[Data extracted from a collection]
☆ ☆ ☆ ☆
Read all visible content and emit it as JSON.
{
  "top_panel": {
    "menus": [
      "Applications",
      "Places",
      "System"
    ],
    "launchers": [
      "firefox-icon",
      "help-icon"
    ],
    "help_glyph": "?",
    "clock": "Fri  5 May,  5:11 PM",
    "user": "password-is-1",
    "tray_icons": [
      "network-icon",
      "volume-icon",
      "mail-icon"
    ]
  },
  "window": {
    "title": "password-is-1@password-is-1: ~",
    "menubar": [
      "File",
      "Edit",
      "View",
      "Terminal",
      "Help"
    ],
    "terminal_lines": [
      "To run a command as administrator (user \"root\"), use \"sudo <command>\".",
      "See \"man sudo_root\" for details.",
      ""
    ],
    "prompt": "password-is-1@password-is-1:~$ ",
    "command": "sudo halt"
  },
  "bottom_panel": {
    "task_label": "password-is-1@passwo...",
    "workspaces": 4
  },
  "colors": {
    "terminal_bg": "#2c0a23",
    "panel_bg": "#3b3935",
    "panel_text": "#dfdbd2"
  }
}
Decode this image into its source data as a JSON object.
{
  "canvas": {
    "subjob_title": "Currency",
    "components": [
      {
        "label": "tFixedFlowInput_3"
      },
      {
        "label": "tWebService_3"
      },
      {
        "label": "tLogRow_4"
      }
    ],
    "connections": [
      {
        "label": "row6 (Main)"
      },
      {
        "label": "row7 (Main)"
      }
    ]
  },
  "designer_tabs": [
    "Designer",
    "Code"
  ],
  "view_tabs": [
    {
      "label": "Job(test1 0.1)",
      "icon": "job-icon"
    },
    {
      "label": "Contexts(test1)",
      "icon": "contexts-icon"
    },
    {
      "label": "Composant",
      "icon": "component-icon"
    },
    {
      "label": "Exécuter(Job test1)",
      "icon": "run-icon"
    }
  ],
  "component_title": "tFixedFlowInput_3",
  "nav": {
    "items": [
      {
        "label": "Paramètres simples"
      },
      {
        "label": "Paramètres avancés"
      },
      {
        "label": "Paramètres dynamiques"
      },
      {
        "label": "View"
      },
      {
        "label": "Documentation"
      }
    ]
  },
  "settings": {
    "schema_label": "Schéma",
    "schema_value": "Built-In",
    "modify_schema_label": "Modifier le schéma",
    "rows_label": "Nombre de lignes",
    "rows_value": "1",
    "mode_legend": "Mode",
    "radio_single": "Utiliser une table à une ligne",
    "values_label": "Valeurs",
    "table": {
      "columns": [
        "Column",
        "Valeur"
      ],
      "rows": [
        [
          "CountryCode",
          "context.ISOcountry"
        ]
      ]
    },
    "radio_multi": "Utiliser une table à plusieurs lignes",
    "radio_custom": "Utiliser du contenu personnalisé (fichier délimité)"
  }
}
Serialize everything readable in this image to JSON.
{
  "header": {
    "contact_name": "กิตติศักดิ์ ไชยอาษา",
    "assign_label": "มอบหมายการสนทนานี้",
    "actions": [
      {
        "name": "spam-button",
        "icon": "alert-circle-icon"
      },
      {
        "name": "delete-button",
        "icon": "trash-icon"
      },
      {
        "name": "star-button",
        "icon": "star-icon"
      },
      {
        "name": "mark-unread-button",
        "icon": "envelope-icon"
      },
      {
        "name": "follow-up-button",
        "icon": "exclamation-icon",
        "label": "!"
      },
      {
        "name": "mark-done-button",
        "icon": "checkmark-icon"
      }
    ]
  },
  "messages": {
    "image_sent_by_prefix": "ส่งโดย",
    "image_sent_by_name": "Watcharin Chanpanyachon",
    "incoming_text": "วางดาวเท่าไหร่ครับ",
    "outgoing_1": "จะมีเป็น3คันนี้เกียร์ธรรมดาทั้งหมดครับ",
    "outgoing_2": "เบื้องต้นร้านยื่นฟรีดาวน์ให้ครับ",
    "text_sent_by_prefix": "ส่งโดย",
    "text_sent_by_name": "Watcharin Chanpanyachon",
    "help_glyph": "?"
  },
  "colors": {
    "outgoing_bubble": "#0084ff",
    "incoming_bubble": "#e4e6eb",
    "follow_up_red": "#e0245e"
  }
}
☆ ☆ ☆ ☆
▶ Work to be completed:
Copy out every line of the listing that includes the string "Watcharin".

▶ Full answer:
    "image_sent_by_name": "Watcharin Chanpanyachon",
    "text_sent_by_name": "Watcharin Chanpanyachon",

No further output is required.